Problem details:
Gather up the lines with the word "name" in them.
☆ ☆ ☆
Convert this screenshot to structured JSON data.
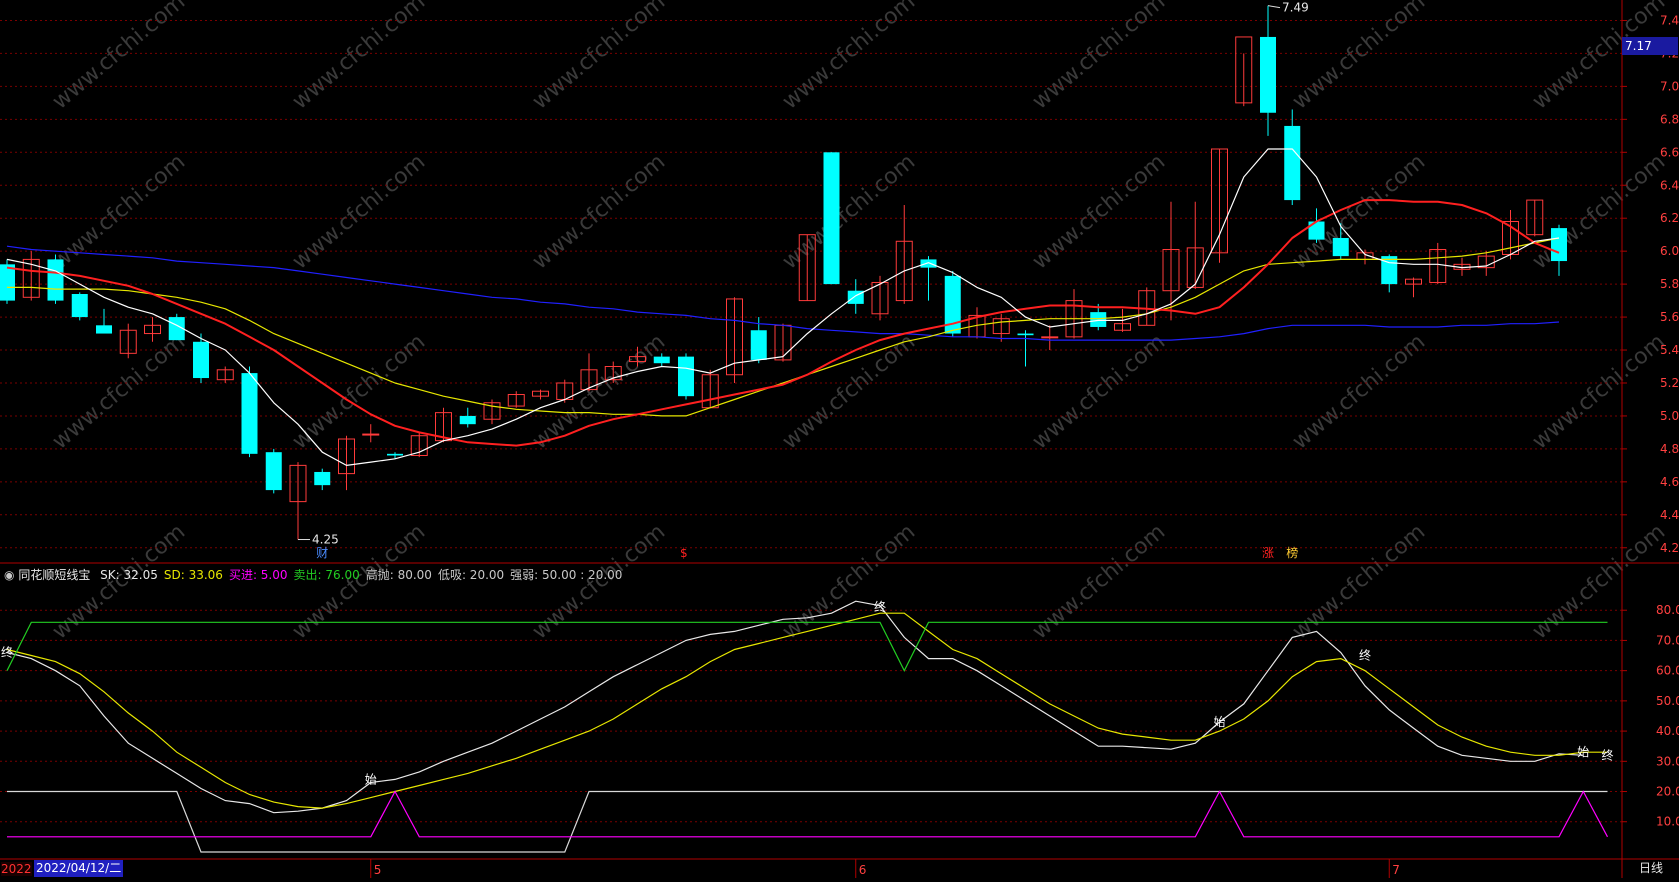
{
  "colors": {
    "up": "#ff3b3b",
    "down": "#00ffff",
    "ma5": "#ffffff",
    "ma10": "#ff2020",
    "ma20": "#e6e600",
    "ma60": "#2020ff",
    "grid": "#7a0000",
    "axis": "#b00000",
    "green": "#22cc22",
    "magenta": "#ff00ff",
    "ticktext": "#ff4040"
  },
  "chart_data": [
    {
      "type": "candlestick",
      "ylim": [
        4.15,
        7.5
      ],
      "y_ticks": [
        "7.40",
        "7.20",
        "7.00",
        "6.80",
        "6.60",
        "6.40",
        "6.20",
        "6.00",
        "5.80",
        "5.60",
        "5.40",
        "5.20",
        "5.00",
        "4.80",
        "4.60",
        "4.40",
        "4.20"
      ],
      "current_price": "7.17",
      "high_marker": "7.49",
      "low_marker": "4.25",
      "candles": [
        {
          "o": 5.92,
          "h": 5.95,
          "l": 5.68,
          "c": 5.7
        },
        {
          "o": 5.72,
          "h": 6.0,
          "l": 5.7,
          "c": 5.95
        },
        {
          "o": 5.95,
          "h": 5.98,
          "l": 5.68,
          "c": 5.7
        },
        {
          "o": 5.74,
          "h": 5.75,
          "l": 5.58,
          "c": 5.6
        },
        {
          "o": 5.55,
          "h": 5.65,
          "l": 5.5,
          "c": 5.5
        },
        {
          "o": 5.38,
          "h": 5.56,
          "l": 5.35,
          "c": 5.52
        },
        {
          "o": 5.5,
          "h": 5.6,
          "l": 5.45,
          "c": 5.55
        },
        {
          "o": 5.6,
          "h": 5.62,
          "l": 5.46,
          "c": 5.46
        },
        {
          "o": 5.45,
          "h": 5.5,
          "l": 5.2,
          "c": 5.23
        },
        {
          "o": 5.22,
          "h": 5.3,
          "l": 5.2,
          "c": 5.28
        },
        {
          "o": 5.26,
          "h": 5.3,
          "l": 4.75,
          "c": 4.77
        },
        {
          "o": 4.78,
          "h": 4.8,
          "l": 4.53,
          "c": 4.55
        },
        {
          "o": 4.48,
          "h": 4.72,
          "l": 4.25,
          "c": 4.7
        },
        {
          "o": 4.66,
          "h": 4.68,
          "l": 4.55,
          "c": 4.58
        },
        {
          "o": 4.65,
          "h": 4.88,
          "l": 4.55,
          "c": 4.86
        },
        {
          "o": 4.89,
          "h": 4.95,
          "l": 4.84,
          "c": 4.89
        },
        {
          "o": 4.77,
          "h": 4.78,
          "l": 4.74,
          "c": 4.76
        },
        {
          "o": 4.76,
          "h": 4.9,
          "l": 4.75,
          "c": 4.88
        },
        {
          "o": 4.85,
          "h": 5.05,
          "l": 4.84,
          "c": 5.02
        },
        {
          "o": 5.0,
          "h": 5.05,
          "l": 4.93,
          "c": 4.95
        },
        {
          "o": 4.98,
          "h": 5.1,
          "l": 4.95,
          "c": 5.08
        },
        {
          "o": 5.06,
          "h": 5.15,
          "l": 5.05,
          "c": 5.13
        },
        {
          "o": 5.12,
          "h": 5.16,
          "l": 5.1,
          "c": 5.15
        },
        {
          "o": 5.1,
          "h": 5.22,
          "l": 5.08,
          "c": 5.2
        },
        {
          "o": 5.16,
          "h": 5.38,
          "l": 5.15,
          "c": 5.28
        },
        {
          "o": 5.22,
          "h": 5.33,
          "l": 5.2,
          "c": 5.3
        },
        {
          "o": 5.33,
          "h": 5.42,
          "l": 5.3,
          "c": 5.36
        },
        {
          "o": 5.36,
          "h": 5.38,
          "l": 5.3,
          "c": 5.32
        },
        {
          "o": 5.36,
          "h": 5.38,
          "l": 5.1,
          "c": 5.12
        },
        {
          "o": 5.05,
          "h": 5.28,
          "l": 5.05,
          "c": 5.25
        },
        {
          "o": 5.25,
          "h": 5.72,
          "l": 5.2,
          "c": 5.71
        },
        {
          "o": 5.52,
          "h": 5.6,
          "l": 5.32,
          "c": 5.34
        },
        {
          "o": 5.34,
          "h": 5.56,
          "l": 5.33,
          "c": 5.55
        },
        {
          "o": 5.7,
          "h": 6.1,
          "l": 5.7,
          "c": 6.1
        },
        {
          "o": 6.6,
          "h": 6.6,
          "l": 5.8,
          "c": 5.8
        },
        {
          "o": 5.76,
          "h": 5.83,
          "l": 5.62,
          "c": 5.68
        },
        {
          "o": 5.62,
          "h": 5.85,
          "l": 5.58,
          "c": 5.81
        },
        {
          "o": 5.7,
          "h": 6.28,
          "l": 5.68,
          "c": 6.06
        },
        {
          "o": 5.95,
          "h": 5.97,
          "l": 5.7,
          "c": 5.9
        },
        {
          "o": 5.85,
          "h": 5.88,
          "l": 5.48,
          "c": 5.5
        },
        {
          "o": 5.48,
          "h": 5.66,
          "l": 5.47,
          "c": 5.61
        },
        {
          "o": 5.5,
          "h": 5.62,
          "l": 5.45,
          "c": 5.59
        },
        {
          "o": 5.5,
          "h": 5.52,
          "l": 5.3,
          "c": 5.49
        },
        {
          "o": 5.48,
          "h": 5.55,
          "l": 5.4,
          "c": 5.48
        },
        {
          "o": 5.48,
          "h": 5.77,
          "l": 5.47,
          "c": 5.7
        },
        {
          "o": 5.63,
          "h": 5.68,
          "l": 5.52,
          "c": 5.54
        },
        {
          "o": 5.52,
          "h": 5.65,
          "l": 5.51,
          "c": 5.56
        },
        {
          "o": 5.55,
          "h": 5.78,
          "l": 5.55,
          "c": 5.76
        },
        {
          "o": 5.76,
          "h": 6.3,
          "l": 5.58,
          "c": 6.01
        },
        {
          "o": 5.78,
          "h": 6.3,
          "l": 5.77,
          "c": 6.02
        },
        {
          "o": 5.99,
          "h": 6.62,
          "l": 5.93,
          "c": 6.62
        },
        {
          "o": 6.9,
          "h": 7.2,
          "l": 6.88,
          "c": 7.3
        },
        {
          "o": 7.3,
          "h": 7.49,
          "l": 6.7,
          "c": 6.84
        },
        {
          "o": 6.76,
          "h": 6.86,
          "l": 6.28,
          "c": 6.31
        },
        {
          "o": 6.18,
          "h": 6.26,
          "l": 6.05,
          "c": 6.07
        },
        {
          "o": 6.08,
          "h": 6.17,
          "l": 5.95,
          "c": 5.97
        },
        {
          "o": 5.95,
          "h": 6.01,
          "l": 5.92,
          "c": 5.99
        },
        {
          "o": 5.97,
          "h": 5.98,
          "l": 5.75,
          "c": 5.8
        },
        {
          "o": 5.8,
          "h": 5.84,
          "l": 5.72,
          "c": 5.83
        },
        {
          "o": 5.81,
          "h": 6.05,
          "l": 5.8,
          "c": 6.01
        },
        {
          "o": 5.89,
          "h": 5.96,
          "l": 5.85,
          "c": 5.92
        },
        {
          "o": 5.9,
          "h": 6.0,
          "l": 5.85,
          "c": 5.97
        },
        {
          "o": 5.98,
          "h": 6.25,
          "l": 5.95,
          "c": 6.18
        },
        {
          "o": 6.1,
          "h": 6.31,
          "l": 6.09,
          "c": 6.31
        },
        {
          "o": 6.14,
          "h": 6.16,
          "l": 5.85,
          "c": 5.94
        }
      ],
      "ma5": [
        5.95,
        5.92,
        5.88,
        5.8,
        5.72,
        5.66,
        5.62,
        5.55,
        5.47,
        5.4,
        5.26,
        5.08,
        4.95,
        4.78,
        4.7,
        4.72,
        4.74,
        4.78,
        4.85,
        4.88,
        4.92,
        4.98,
        5.05,
        5.1,
        5.17,
        5.23,
        5.27,
        5.3,
        5.29,
        5.26,
        5.32,
        5.34,
        5.36,
        5.5,
        5.62,
        5.73,
        5.8,
        5.88,
        5.93,
        5.87,
        5.78,
        5.72,
        5.6,
        5.54,
        5.56,
        5.58,
        5.58,
        5.62,
        5.68,
        5.8,
        6.1,
        6.45,
        6.62,
        6.62,
        6.45,
        6.15,
        5.98,
        5.93,
        5.92,
        5.92,
        5.9,
        5.91,
        5.98,
        6.06,
        6.08
      ],
      "ma10": [
        5.9,
        5.88,
        5.87,
        5.85,
        5.82,
        5.79,
        5.74,
        5.68,
        5.62,
        5.56,
        5.48,
        5.4,
        5.3,
        5.2,
        5.1,
        5.01,
        4.94,
        4.9,
        4.87,
        4.84,
        4.83,
        4.82,
        4.84,
        4.88,
        4.94,
        4.98,
        5.01,
        5.04,
        5.07,
        5.1,
        5.13,
        5.16,
        5.19,
        5.25,
        5.33,
        5.4,
        5.46,
        5.5,
        5.53,
        5.56,
        5.6,
        5.63,
        5.65,
        5.67,
        5.67,
        5.66,
        5.66,
        5.65,
        5.64,
        5.62,
        5.66,
        5.78,
        5.92,
        6.08,
        6.18,
        6.25,
        6.31,
        6.31,
        6.3,
        6.3,
        6.28,
        6.23,
        6.15,
        6.05,
        5.99
      ],
      "ma20": [
        5.78,
        5.78,
        5.77,
        5.77,
        5.77,
        5.76,
        5.74,
        5.72,
        5.69,
        5.65,
        5.58,
        5.5,
        5.44,
        5.38,
        5.32,
        5.26,
        5.2,
        5.16,
        5.12,
        5.09,
        5.06,
        5.04,
        5.03,
        5.02,
        5.02,
        5.01,
        5.01,
        5.0,
        5.0,
        5.05,
        5.1,
        5.15,
        5.2,
        5.25,
        5.3,
        5.35,
        5.4,
        5.45,
        5.48,
        5.52,
        5.55,
        5.57,
        5.58,
        5.59,
        5.59,
        5.59,
        5.6,
        5.62,
        5.66,
        5.72,
        5.8,
        5.88,
        5.92,
        5.93,
        5.94,
        5.95,
        5.95,
        5.95,
        5.95,
        5.96,
        5.97,
        5.99,
        6.02,
        6.05,
        6.08
      ],
      "ma60": [
        6.03,
        6.01,
        6.0,
        5.99,
        5.98,
        5.97,
        5.96,
        5.94,
        5.93,
        5.92,
        5.91,
        5.9,
        5.88,
        5.86,
        5.84,
        5.82,
        5.8,
        5.78,
        5.76,
        5.74,
        5.72,
        5.71,
        5.69,
        5.68,
        5.66,
        5.65,
        5.63,
        5.62,
        5.61,
        5.59,
        5.58,
        5.56,
        5.55,
        5.53,
        5.52,
        5.51,
        5.5,
        5.5,
        5.49,
        5.48,
        5.48,
        5.47,
        5.47,
        5.46,
        5.46,
        5.46,
        5.46,
        5.46,
        5.46,
        5.47,
        5.48,
        5.5,
        5.53,
        5.55,
        5.55,
        5.55,
        5.55,
        5.54,
        5.54,
        5.54,
        5.55,
        5.55,
        5.56,
        5.56,
        5.57
      ],
      "event_labels": [
        {
          "index": 13,
          "text": "财",
          "color": "#4a8bff"
        },
        {
          "index": 28,
          "text": "$",
          "color": "#ff2020"
        },
        {
          "index": 52,
          "text": "涨",
          "color": "#ff2020"
        },
        {
          "index": 53,
          "text": "榜",
          "color": "#ffcc33"
        }
      ]
    },
    {
      "type": "line",
      "title": "同花顺短线宝",
      "params": [
        {
          "text": "SK: 32.05",
          "color": "#e8e8e8"
        },
        {
          "text": "SD: 33.06",
          "color": "#e6e600"
        },
        {
          "text": "买进: 5.00",
          "color": "#ff00ff"
        },
        {
          "text": "卖出: 76.00",
          "color": "#22cc22"
        },
        {
          "text": "高抛: 80.00",
          "color": "#c8c8c8"
        },
        {
          "text": "低吸: 20.00",
          "color": "#c8c8c8"
        },
        {
          "text": "强弱: 50.00 : 20.00",
          "color": "#c8c8c8"
        }
      ],
      "ylim": [
        -2,
        90
      ],
      "y_ticks": [
        "80.00",
        "70.00",
        "60.00",
        "50.00",
        "40.00",
        "30.00",
        "20.00",
        "10.00"
      ],
      "series": [
        {
          "name": "SK",
          "values": [
            66,
            64,
            60,
            55,
            45,
            36,
            31,
            26,
            21,
            17,
            16,
            13,
            13.5,
            14.5,
            17,
            23,
            24,
            26.5,
            30,
            33,
            36,
            40,
            44,
            48,
            53,
            58,
            62,
            66,
            70,
            72,
            73,
            75,
            77,
            77.5,
            79,
            83,
            81.5,
            71,
            64,
            64,
            60,
            55,
            50,
            45,
            40,
            35,
            35,
            34.5,
            34,
            36,
            43,
            49,
            60,
            71,
            73,
            66,
            55,
            47,
            41,
            35,
            32,
            31,
            30,
            30,
            32.5,
            32
          ]
        },
        {
          "name": "SD",
          "values": [
            67,
            65,
            63,
            59,
            53,
            46,
            40,
            33,
            28,
            23,
            19,
            16.5,
            15,
            14.5,
            16,
            18,
            20,
            22,
            24,
            26,
            28.5,
            31,
            34,
            37,
            40,
            44,
            49,
            54,
            58,
            63,
            67,
            69,
            71,
            73,
            75,
            77,
            79,
            79,
            73,
            67,
            64,
            59,
            54,
            49,
            45,
            41,
            39,
            38,
            37,
            37,
            40,
            44,
            50,
            58,
            63,
            64,
            60,
            54,
            48,
            42,
            38,
            35,
            33,
            32,
            32,
            33,
            33
          ]
        },
        {
          "name": "卖出",
          "values": [
            60,
            76,
            76,
            76,
            76,
            76,
            76,
            76,
            76,
            76,
            76,
            76,
            76,
            76,
            76,
            76,
            76,
            76,
            76,
            76,
            76,
            76,
            76,
            76,
            76,
            76,
            76,
            76,
            76,
            76,
            76,
            76,
            76,
            76,
            76,
            76,
            76,
            60,
            76,
            76,
            76,
            76,
            76,
            76,
            76,
            76,
            76,
            76,
            76,
            76,
            76,
            76,
            76,
            76,
            76,
            76,
            76,
            76,
            76,
            76,
            76,
            76,
            76,
            76,
            76,
            76,
            76
          ]
        },
        {
          "name": "高抛",
          "values": [
            20,
            20,
            20,
            20,
            20,
            20,
            20,
            20,
            0,
            0,
            0,
            0,
            0,
            0,
            0,
            0,
            0,
            0,
            0,
            0,
            0,
            0,
            0,
            0,
            20,
            20,
            20,
            20,
            20,
            20,
            20,
            20,
            20,
            20,
            20,
            20,
            20,
            20,
            20,
            20,
            20,
            20,
            20,
            20,
            20,
            20,
            20,
            20,
            20,
            20,
            20,
            20,
            20,
            20,
            20,
            20,
            20,
            20,
            20,
            20,
            20,
            20,
            20,
            20,
            20,
            20,
            20
          ]
        },
        {
          "name": "买进",
          "values": [
            5,
            5,
            5,
            5,
            5,
            5,
            5,
            5,
            5,
            5,
            5,
            5,
            5,
            5,
            5,
            5,
            20,
            5,
            5,
            5,
            5,
            5,
            5,
            5,
            5,
            5,
            5,
            5,
            5,
            5,
            5,
            5,
            5,
            5,
            5,
            5,
            5,
            5,
            5,
            5,
            5,
            5,
            5,
            5,
            5,
            5,
            5,
            5,
            5,
            5,
            20,
            5,
            5,
            5,
            5,
            5,
            5,
            5,
            5,
            5,
            5,
            5,
            5,
            5,
            5,
            20,
            5
          ]
        }
      ],
      "markers": [
        {
          "index": 0,
          "value": 66,
          "text": "终"
        },
        {
          "index": 15,
          "value": 24,
          "text": "始"
        },
        {
          "index": 36,
          "value": 81,
          "text": "终"
        },
        {
          "index": 50,
          "value": 43,
          "text": "始"
        },
        {
          "index": 56,
          "value": 65,
          "text": "终"
        },
        {
          "index": 65,
          "value": 33,
          "text": "始"
        },
        {
          "index": 66,
          "value": 32,
          "text": "终"
        }
      ]
    }
  ],
  "x_axis": {
    "date_label": "2022/04/12/二",
    "year_prefix": "2022",
    "month_ticks": [
      {
        "index": 15,
        "text": "5"
      },
      {
        "index": 35,
        "text": "6"
      },
      {
        "index": 57,
        "text": "7"
      }
    ],
    "period": "日线"
  },
  "watermark": "www.cfchi.com"
}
☆ ☆ ☆
Completed task:
          "name": "SK",
          "name": "SD",
          "name": "卖出",
          "name": "高抛",
          "name": "买进",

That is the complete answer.